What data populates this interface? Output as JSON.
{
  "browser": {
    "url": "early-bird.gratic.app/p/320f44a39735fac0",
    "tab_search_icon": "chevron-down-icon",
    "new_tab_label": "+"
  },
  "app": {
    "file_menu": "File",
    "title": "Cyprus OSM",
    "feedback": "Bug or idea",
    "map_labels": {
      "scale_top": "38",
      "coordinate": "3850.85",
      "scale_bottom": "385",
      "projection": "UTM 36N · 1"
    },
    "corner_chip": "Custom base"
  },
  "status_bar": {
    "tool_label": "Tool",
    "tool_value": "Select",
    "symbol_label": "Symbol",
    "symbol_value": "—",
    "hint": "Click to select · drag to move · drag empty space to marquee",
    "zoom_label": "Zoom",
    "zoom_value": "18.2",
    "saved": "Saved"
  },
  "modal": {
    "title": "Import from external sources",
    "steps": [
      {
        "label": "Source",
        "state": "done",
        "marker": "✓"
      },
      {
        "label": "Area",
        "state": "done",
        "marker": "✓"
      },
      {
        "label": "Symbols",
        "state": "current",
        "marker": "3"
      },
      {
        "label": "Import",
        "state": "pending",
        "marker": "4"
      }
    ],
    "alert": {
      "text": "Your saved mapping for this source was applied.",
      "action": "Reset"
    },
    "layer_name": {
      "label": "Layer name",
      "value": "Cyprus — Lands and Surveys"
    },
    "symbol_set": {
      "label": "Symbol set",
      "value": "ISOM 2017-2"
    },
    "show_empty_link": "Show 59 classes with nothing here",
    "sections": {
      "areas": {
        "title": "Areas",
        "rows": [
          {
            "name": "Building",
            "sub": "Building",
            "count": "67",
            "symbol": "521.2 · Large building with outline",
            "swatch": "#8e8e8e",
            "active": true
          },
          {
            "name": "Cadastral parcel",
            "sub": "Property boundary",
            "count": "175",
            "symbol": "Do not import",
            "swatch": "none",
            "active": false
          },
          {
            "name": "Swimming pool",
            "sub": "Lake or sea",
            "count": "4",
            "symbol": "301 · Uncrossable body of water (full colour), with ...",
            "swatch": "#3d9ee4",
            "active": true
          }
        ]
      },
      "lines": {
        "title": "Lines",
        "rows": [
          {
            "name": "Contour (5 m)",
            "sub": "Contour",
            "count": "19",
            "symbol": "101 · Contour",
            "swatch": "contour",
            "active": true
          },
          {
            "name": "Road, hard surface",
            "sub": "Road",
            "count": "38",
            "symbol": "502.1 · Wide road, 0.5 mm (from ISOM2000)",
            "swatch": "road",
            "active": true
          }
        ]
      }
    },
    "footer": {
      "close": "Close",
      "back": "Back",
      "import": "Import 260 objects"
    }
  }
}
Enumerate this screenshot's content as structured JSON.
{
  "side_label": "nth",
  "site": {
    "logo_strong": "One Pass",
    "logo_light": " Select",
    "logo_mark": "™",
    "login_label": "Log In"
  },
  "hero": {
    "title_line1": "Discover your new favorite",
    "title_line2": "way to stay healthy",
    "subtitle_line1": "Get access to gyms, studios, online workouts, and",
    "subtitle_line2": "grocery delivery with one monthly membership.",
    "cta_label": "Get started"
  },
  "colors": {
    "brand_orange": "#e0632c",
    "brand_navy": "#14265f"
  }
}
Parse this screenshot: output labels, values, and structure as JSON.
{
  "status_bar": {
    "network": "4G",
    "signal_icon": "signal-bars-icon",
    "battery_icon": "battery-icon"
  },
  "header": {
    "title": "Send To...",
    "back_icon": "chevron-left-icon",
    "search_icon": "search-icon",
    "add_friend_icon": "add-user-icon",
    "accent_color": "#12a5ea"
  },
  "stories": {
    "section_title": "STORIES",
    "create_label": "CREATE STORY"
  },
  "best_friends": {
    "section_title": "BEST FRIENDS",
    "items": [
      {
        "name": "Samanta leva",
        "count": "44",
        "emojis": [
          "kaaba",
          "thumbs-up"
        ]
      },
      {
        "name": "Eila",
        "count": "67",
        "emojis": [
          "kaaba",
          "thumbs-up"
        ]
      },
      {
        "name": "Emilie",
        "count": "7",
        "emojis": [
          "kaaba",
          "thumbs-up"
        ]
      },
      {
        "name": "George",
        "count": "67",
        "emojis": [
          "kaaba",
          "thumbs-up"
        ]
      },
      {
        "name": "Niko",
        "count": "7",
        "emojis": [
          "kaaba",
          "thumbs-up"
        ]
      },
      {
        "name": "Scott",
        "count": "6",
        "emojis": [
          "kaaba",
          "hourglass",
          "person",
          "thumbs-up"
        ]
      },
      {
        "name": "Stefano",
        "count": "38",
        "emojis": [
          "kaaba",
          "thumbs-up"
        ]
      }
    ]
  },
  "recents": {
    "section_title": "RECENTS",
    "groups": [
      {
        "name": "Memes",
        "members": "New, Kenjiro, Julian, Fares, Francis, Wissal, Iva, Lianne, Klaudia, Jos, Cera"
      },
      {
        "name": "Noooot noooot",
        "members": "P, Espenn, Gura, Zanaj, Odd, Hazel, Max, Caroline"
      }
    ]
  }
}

········

PROBLEM TO WORK ON> Reproduce the material in full, with no word added or dropped.

RESPONSE>
What data populates this interface? Output as JSON.
{
  "browser": {
    "url": "early-bird.gratic.app/p/320f44a39735fac0",
    "tab_search_icon": "chevron-down-icon",
    "new_tab_label": "+"
  },
  "app": {
    "file_menu": "File",
    "title": "Cyprus OSM",
    "feedback": "Bug or idea",
    "map_labels": {
      "scale_top": "38",
      "coordinate": "3850.85",
      "scale_bottom": "385",
      "projection": "UTM 36N · 1"
    },
    "corner_chip": "Custom base"
  },
  "status_bar": {
    "tool_label": "Tool",
    "tool_value": "Select",
    "symbol_label": "Symbol",
    "symbol_value": "—",
    "hint": "Click to select · drag to move · drag empty space to marquee",
    "zoom_label": "Zoom",
    "zoom_value": "18.2",
    "saved": "Saved"
  },
  "modal": {
    "title": "Import from external sources",
    "steps": [
      {
        "label": "Source",
        "state": "done",
        "marker": "✓"
      },
      {
        "label": "Area",
        "state": "done",
        "marker": "✓"
      },
      {
        "label": "Symbols",
        "state": "current",
        "marker": "3"
      },
      {
        "label": "Import",
        "state": "pending",
        "marker": "4"
      }
    ],
    "alert": {
      "text": "Your saved mapping for this source was applied.",
      "action": "Reset"
    },
    "layer_name": {
      "label": "Layer name",
      "value": "Cyprus — Lands and Surveys"
    },
    "symbol_set": {
      "label": "Symbol set",
      "value": "ISOM 2017-2"
    },
    "show_empty_link": "Show 59 classes with nothing here",
    "sections": {
      "areas": {
        "title": "Areas",
        "rows": [
          {
            "name": "Building",
            "sub": "Building",
            "count": "67",
            "symbol": "521.2 · Large building with outline",
            "swatch": "#8e8e8e",
            "active": true
          },
          {
            "name": "Cadastral parcel",
            "sub": "Property boundary",
            "count": "175",
            "symbol": "Do not import",
            "swatch": "none",
            "active": false
          },
          {
            "name": "Swimming pool",
            "sub": "Lake or sea",
            "count": "4",
            "symbol": "301 · Uncrossable body of water (full colour), with ...",
            "swatch": "#3d9ee4",
            "active": true
          }
        ]
      },
      "lines": {
        "title": "Lines",
        "rows": [
          {
            "name": "Contour (5 m)",
            "sub": "Contour",
            "count": "19",
            "symbol": "101 · Contour",
            "swatch": "contour",
            "active": true
          },
          {
            "name": "Road, hard surface",
            "sub": "Road",
            "count": "38",
            "symbol": "502.1 · Wide road, 0.5 mm (from ISOM2000)",
            "swatch": "road",
            "active": true
          }
        ]
      }
    },
    "footer": {
      "close": "Close",
      "back": "Back",
      "import": "Import 260 objects"
    }
  }
}
Enumerate this screenshot's content as structured JSON.
{
  "side_label": "nth",
  "site": {
    "logo_strong": "One Pass",
    "logo_light": " Select",
    "logo_mark": "™",
    "login_label": "Log In"
  },
  "hero": {
    "title_line1": "Discover your new favorite",
    "title_line2": "way to stay healthy",
    "subtitle_line1": "Get access to gyms, studios, online workouts, and",
    "subtitle_line2": "grocery delivery with one monthly membership.",
    "cta_label": "Get started"
  },
  "colors": {
    "brand_orange": "#e0632c",
    "brand_navy": "#14265f"
  }
}
Parse this screenshot: output labels, values, and structure as JSON.
{
  "status_bar": {
    "network": "4G",
    "signal_icon": "signal-bars-icon",
    "battery_icon": "battery-icon"
  },
  "header": {
    "title": "Send To...",
    "back_icon": "chevron-left-icon",
    "search_icon": "search-icon",
    "add_friend_icon": "add-user-icon",
    "accent_color": "#12a5ea"
  },
  "stories": {
    "section_title": "STORIES",
    "create_label": "CREATE STORY"
  },
  "best_friends": {
    "section_title": "BEST FRIENDS",
    "items": [
      {
        "name": "Samanta leva",
        "count": "44",
        "emojis": [
          "kaaba",
          "thumbs-up"
        ]
      },
      {
        "name": "Eila",
        "count": "67",
        "emojis": [
          "kaaba",
          "thumbs-up"
        ]
      },
      {
        "name": "Emilie",
        "count": "7",
        "emojis": [
          "kaaba",
          "thumbs-up"
        ]
      },
      {
        "name": "George",
        "count": "67",
        "emojis": [
          "kaaba",
          "thumbs-up"
        ]
      },
      {
        "name": "Niko",
        "count": "7",
        "emojis": [
          "kaaba",
          "thumbs-up"
        ]
      },
      {
        "name": "Scott",
        "count": "6",
        "emojis": [
          "kaaba",
          "hourglass",
          "person",
          "thumbs-up"
        ]
      },
      {
        "name": "Stefano",
        "count": "38",
        "emojis": [
          "kaaba",
          "thumbs-up"
        ]
      }
    ]
  },
  "recents": {
    "section_title": "RECENTS",
    "groups": [
      {
        "name": "Memes",
        "members": "New, Kenjiro, Julian, Fares, Francis, Wissal, Iva, Lianne, Klaudia, Jos, Cera"
      },
      {
        "name": "Noooot noooot",
        "members": "P, Espenn, Gura, Zanaj, Odd, Hazel, Max, Caroline"
      }
    ]
  }
}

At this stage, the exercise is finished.